_Dataset_

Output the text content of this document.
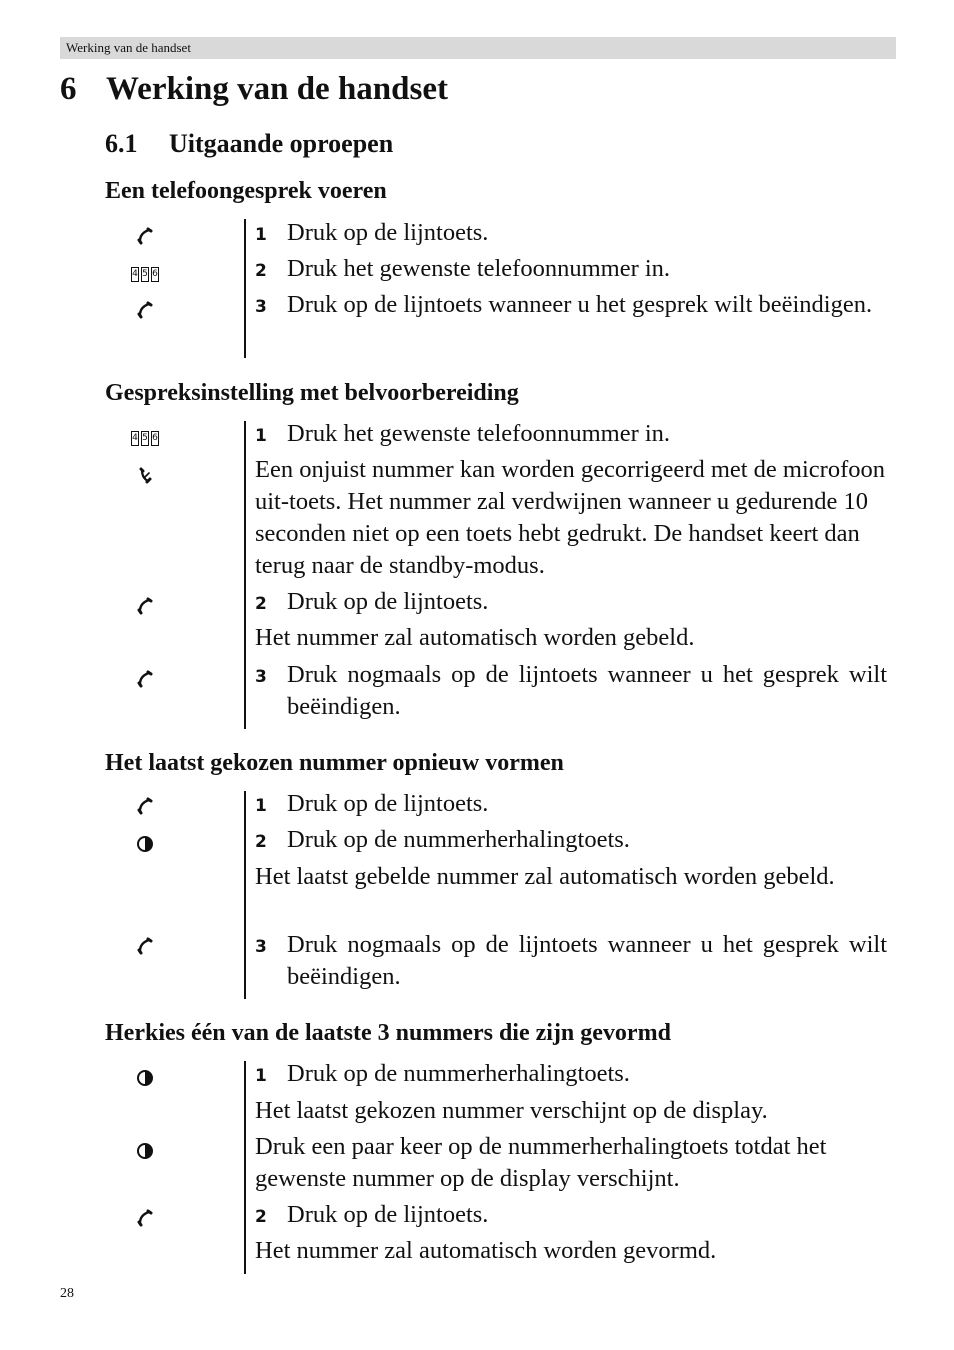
Werking van de handset
6 Werking van de handset
6.1 Uitgaande oproepen
Een telefoongesprek voeren
4 5 6
1 Druk op de lijntoets.
2 Druk het gewenste telefoonnummer in.
3 Druk op de lijntoets wanneer u het gesprek wilt beëindigen.
Gespreksinstelling met belvoorbereiding
4 5 6	1 Druk het gewenste telefoonnummer in.
Een onjuist nummer kan worden gecorrigeerd met de microfoon uit-toets. Het nummer zal verdwijnen wanneer u gedurende 10 seconden niet op een toets hebt gedrukt. De handset keert dan terug naar de standby-modus.
2 Druk op de lijntoets.
Het nummer zal automatisch worden gebeld.
3 Druk nogmaals op de lijntoets wanneer u het gesprek wilt beëindigen.
Het laatst gekozen nummer opnieuw vormen
1 Druk op de lijntoets.
2 Druk op de nummerherhalingtoets.
Het laatst gebelde nummer zal automatisch worden gebeld.
3 Druk nogmaals op de lijntoets wanneer u het gesprek wilt beëindigen.
Herkies één van de laatste 3 nummers die zijn gevormd
1 Druk op de nummerherhalingtoets.
Het laatst gekozen nummer verschijnt op de display.
Druk een paar keer op de nummerherhalingtoets totdat het gewenste nummer op de display verschijnt.
2 Druk op de lijntoets.
Het nummer zal automatisch worden gevormd.
28
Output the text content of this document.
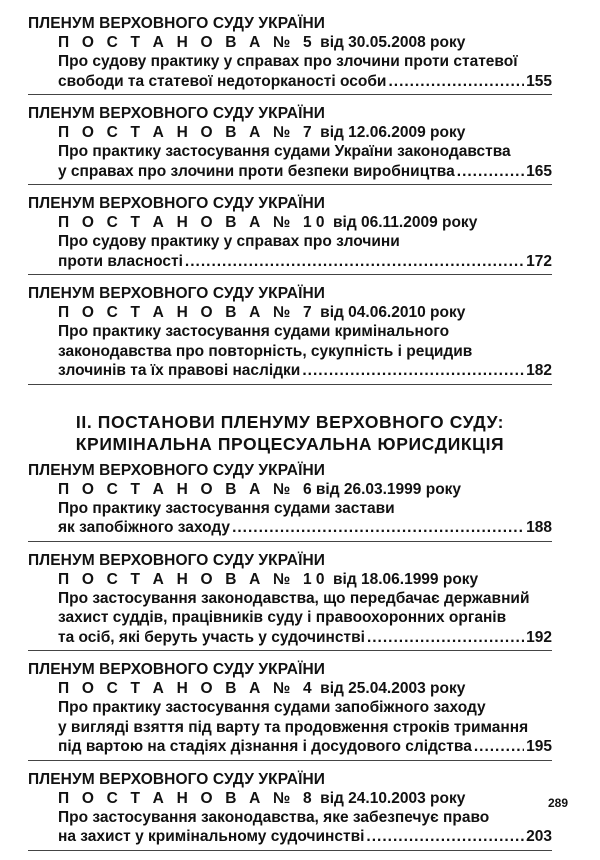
ПЛЕНУМ ВЕРХОВНОГО СУДУ УКРАЇНИ
П О С Т А Н О В А № 5 від 30.05.2008 року
Про судову практику у справах про злочини проти статевої
свободи та статевої недоторканості особи .....	155
ПЛЕНУМ ВЕРХОВНОГО СУДУ УКРАЇНИ
П О С Т А Н О В А № 7 від 12.06.2009 року
Про практику застосування судами України законодавства
у справах про злочини проти безпеки виробництва .....	165
ПЛЕНУМ ВЕРХОВНОГО СУДУ УКРАЇНИ
П О С Т А Н О В А № 10 від 06.11.2009 року
Про судову практику у справах про злочини
проти власності .....	172
ПЛЕНУМ ВЕРХОВНОГО СУДУ УКРАЇНИ
П О С Т А Н О В А № 7 від 04.06.2010 року
Про практику застосування судами кримінального
законодавства про повторність, сукупність і рецидив
злочинів та їх правові наслідки .....	182
II. ПОСТАНОВИ ПЛЕНУМУ ВЕРХОВНОГО СУДУ:
КРИМІНАЛЬНА ПРОЦЕСУАЛЬНА ЮРИСДИКЦІЯ
ПЛЕНУМ ВЕРХОВНОГО СУДУ УКРАЇНИ
П О С Т А Н О В А № 6від 26.03.1999 року
Про практику застосування судами застави
як запобіжного заходу .....	188
ПЛЕНУМ ВЕРХОВНОГО СУДУ УКРАЇНИ
П О С Т А Н О В А № 10 від 18.06.1999 року
Про застосування законодавства, що передбачає державний
захист суддів, працівників суду і правоохоронних органів
та осіб, які беруть участь у судочинстві .....	192
ПЛЕНУМ ВЕРХОВНОГО СУДУ УКРАЇНИ
П О С Т А Н О В А № 4 від 25.04.2003 року
Про практику застосування судами запобіжного заходу
у вигляді взяття під варту та продовження строків тримання
під вартою на стадіях дізнання і досудового слідства .....	195
ПЛЕНУМ ВЕРХОВНОГО СУДУ УКРАЇНИ
П О С Т А Н О В А № 8 від 24.10.2003 року
Про застосування законодавства, яке забезпечує право
на захист у кримінальному судочинстві .....	203
289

_Exercise aim_
Search the listing above for the string "практику". Copy every line that contains it.

_Full response_
Про судову практику у справах про злочини проти статевої
Про практику застосування судами України законодавства
Про судову практику у справах про злочини
Про практику застосування судами кримінального
Про практику застосування судами застави
Про практику застосування судами запобіжного заходу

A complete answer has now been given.